## Sua tarefa:
Responda às perguntas sobre o texto abaixo, que trata de Brás Cubas:
1. Em que capítulo das "Memórias Póstumas" Brás Cubas abre seu discurso?
2. O que Brás Cubas pergunta ao ministro se não julgava útil diminuir?
3. O que a alocução caricata acabaria causando a Brás?

## Texto dado:

--

André Sampaio
“Discutindo-se o orçamento da Justiça, aproveitei o ensejo para perguntar modestamente ao ministro se não julgava útil diminuir a barretina da guarda nacional.” Quem fala é Brás Cubas, então deputado do Império, que abrirá, no capítulo 137 das “Memórias Póstumas”, um discurso pomposo para defender sua tese. E o personagem machadiano acrescenta que, ainda que se tratasse de questão sem amplo alcance, não seria ela objeto indigno “das cogitações de um homem de Estado”. Um leitor de primeira viagem até poderia se perguntar: “Barretina?! Sério?”. Contudo, nada disso é incompatível com o espírito de Brás. Pelo contrário.
Ao reler essa passagem da nossa literatura, não podemos deixar de pensar no quanto a realidade, no caso brasileiro contemporâneo, tem visto encurtadas as distâncias que a separam propriamente da ficção. Quando o “Bruxo do Cosme Velho” escreveu aquelas linhas, pôde mirar muitas retóricas políticas vazias, mais preocupadas com alguma pretensão personalista, desvinculada de interesses públicos reais.
No caso do defunto narrador, sua fala na tribuna do Parlamento visava ao ganho de notoriedade, de maneira que ele pudesse, em algum momento, desestabilizar o gabinete ministerial, derrubando seu titular e assumindo o almejado posto de ministro de Estado. Ironia da pena da galhofa, a alocução caricata acabaria levando à perda do assento de Brás na Câmara.

--

## Dados registrados:

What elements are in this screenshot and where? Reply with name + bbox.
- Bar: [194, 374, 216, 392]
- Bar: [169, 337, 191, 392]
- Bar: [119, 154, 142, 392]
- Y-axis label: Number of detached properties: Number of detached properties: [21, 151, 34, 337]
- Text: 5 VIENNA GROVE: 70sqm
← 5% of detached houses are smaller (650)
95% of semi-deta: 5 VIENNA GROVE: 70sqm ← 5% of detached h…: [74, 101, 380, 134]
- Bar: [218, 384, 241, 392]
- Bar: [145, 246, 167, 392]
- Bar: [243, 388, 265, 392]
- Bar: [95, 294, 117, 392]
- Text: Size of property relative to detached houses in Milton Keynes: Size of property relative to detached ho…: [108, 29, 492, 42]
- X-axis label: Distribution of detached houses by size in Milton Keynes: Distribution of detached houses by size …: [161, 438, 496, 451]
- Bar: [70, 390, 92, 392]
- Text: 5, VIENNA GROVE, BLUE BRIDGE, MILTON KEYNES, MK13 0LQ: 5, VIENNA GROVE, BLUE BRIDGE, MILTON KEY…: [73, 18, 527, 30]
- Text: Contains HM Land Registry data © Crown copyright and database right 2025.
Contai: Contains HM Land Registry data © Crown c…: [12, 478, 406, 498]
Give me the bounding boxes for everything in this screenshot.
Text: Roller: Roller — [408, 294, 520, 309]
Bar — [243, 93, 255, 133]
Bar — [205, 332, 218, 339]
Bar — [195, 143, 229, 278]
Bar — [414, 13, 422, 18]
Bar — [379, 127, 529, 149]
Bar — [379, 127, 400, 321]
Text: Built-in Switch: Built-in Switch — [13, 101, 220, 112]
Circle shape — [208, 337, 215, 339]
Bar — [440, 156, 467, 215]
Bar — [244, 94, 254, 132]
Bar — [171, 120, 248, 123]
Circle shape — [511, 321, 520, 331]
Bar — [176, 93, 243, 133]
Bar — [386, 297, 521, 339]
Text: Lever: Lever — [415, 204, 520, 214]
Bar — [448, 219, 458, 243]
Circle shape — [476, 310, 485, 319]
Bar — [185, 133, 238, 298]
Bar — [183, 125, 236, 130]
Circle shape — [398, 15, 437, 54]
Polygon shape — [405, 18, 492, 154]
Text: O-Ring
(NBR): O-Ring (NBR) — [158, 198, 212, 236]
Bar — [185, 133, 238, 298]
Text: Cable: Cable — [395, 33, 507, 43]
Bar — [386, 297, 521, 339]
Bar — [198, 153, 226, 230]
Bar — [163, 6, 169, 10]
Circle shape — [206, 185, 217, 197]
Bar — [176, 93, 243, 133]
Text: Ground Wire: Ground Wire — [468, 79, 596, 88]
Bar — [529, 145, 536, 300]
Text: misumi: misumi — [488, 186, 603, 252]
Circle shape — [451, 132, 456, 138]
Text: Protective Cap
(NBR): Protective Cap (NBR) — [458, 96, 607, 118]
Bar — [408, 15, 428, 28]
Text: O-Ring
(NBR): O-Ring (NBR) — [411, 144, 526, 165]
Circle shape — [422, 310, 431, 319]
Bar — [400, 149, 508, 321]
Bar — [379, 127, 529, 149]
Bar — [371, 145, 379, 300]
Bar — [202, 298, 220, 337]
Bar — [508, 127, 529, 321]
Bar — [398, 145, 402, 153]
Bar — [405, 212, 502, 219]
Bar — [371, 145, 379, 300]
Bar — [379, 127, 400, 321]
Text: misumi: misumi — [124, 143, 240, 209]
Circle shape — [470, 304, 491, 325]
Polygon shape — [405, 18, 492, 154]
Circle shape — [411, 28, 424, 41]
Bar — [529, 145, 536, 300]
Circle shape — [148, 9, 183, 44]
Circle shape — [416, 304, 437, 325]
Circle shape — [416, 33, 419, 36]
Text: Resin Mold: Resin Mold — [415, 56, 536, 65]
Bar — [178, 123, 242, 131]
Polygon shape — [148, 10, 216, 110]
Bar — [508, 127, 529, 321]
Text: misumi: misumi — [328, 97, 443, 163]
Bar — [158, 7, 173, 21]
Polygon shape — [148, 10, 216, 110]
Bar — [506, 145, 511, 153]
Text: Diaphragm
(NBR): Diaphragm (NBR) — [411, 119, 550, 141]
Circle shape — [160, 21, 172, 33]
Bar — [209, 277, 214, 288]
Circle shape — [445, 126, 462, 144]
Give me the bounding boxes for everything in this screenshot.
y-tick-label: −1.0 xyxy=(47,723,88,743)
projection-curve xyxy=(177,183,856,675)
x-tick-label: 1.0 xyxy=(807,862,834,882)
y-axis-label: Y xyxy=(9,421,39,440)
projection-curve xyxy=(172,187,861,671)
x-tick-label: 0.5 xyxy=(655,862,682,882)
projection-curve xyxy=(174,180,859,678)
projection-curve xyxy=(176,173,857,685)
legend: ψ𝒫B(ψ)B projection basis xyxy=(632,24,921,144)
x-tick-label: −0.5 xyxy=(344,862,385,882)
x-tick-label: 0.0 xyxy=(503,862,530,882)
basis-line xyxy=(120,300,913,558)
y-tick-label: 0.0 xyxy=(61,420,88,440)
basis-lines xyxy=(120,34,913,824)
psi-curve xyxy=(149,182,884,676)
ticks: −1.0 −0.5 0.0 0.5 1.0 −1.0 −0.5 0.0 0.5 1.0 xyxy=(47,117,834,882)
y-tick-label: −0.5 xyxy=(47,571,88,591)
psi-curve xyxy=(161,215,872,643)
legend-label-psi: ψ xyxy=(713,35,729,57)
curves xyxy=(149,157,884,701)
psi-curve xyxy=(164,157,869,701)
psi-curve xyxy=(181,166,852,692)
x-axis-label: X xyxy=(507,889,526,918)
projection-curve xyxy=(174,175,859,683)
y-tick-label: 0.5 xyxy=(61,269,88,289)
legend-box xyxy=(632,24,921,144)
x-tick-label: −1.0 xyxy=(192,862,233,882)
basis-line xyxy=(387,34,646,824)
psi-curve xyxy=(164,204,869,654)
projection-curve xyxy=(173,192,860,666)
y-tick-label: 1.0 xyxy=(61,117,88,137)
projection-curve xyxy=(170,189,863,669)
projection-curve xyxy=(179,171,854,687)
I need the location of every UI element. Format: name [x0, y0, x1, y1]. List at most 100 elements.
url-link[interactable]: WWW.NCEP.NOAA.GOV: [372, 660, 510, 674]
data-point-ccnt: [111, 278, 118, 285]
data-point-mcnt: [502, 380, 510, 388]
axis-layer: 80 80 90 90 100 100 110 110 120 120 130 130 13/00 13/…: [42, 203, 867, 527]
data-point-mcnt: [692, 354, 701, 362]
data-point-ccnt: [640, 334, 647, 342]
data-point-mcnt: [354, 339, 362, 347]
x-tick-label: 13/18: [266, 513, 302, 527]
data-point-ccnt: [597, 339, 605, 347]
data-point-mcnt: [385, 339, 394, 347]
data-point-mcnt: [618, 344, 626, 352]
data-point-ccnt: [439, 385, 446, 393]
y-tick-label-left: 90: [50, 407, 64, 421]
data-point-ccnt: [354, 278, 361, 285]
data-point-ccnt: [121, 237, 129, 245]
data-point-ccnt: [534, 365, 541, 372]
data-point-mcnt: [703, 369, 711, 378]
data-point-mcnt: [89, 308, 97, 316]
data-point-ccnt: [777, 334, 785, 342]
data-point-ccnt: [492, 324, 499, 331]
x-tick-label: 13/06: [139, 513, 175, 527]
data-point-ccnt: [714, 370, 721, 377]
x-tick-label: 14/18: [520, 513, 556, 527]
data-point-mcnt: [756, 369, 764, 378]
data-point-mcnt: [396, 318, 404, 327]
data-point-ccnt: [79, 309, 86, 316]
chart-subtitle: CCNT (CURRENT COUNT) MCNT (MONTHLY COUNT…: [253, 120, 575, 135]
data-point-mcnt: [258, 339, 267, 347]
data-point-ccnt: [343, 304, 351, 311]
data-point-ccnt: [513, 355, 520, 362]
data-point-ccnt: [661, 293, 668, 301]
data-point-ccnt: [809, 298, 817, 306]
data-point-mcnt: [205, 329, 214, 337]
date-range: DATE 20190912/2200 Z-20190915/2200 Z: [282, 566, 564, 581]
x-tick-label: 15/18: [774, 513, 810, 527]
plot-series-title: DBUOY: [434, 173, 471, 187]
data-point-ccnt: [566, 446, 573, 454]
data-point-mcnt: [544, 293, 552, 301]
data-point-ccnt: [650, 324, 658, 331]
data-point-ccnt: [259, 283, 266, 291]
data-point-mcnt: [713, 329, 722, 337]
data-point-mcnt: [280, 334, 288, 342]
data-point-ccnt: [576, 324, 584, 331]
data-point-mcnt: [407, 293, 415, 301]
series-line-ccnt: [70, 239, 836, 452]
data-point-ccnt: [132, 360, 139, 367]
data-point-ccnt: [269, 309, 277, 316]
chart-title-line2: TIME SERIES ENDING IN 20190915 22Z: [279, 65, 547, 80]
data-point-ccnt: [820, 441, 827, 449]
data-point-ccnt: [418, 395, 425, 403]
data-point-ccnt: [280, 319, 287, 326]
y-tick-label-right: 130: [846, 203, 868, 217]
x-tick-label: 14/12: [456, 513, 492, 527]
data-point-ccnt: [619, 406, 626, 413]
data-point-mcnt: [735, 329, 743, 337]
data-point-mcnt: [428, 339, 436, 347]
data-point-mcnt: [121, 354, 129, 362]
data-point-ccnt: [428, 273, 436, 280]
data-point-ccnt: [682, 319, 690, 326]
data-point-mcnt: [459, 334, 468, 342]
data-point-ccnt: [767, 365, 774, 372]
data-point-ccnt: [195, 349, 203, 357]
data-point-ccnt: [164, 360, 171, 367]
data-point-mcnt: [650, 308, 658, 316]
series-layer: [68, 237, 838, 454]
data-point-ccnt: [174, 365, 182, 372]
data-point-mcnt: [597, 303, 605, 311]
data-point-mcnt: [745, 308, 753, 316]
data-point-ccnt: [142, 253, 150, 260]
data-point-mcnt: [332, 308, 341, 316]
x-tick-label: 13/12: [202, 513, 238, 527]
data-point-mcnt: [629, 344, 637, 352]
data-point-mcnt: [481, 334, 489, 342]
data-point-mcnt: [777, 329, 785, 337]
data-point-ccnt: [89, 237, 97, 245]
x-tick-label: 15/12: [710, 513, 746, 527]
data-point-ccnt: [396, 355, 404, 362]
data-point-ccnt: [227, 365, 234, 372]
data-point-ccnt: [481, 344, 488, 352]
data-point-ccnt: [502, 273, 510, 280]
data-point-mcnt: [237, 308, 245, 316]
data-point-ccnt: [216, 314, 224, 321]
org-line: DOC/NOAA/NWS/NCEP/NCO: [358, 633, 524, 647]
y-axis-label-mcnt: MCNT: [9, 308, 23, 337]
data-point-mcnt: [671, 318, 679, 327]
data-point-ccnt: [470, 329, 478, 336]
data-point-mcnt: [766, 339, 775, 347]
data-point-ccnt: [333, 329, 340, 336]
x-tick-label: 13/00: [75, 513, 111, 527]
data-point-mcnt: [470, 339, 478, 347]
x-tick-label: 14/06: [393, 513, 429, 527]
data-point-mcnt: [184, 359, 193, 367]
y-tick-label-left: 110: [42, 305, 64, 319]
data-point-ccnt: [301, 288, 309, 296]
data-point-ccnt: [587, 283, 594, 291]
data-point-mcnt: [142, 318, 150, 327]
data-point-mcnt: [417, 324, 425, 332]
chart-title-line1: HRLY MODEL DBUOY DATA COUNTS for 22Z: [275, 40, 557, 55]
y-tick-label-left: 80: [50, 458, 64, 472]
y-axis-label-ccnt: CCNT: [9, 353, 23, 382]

--

## Solução:
1. No capítulo 137.
2. A barretina da guarda nacional.
3. A perda do assento de Brás na Câmara.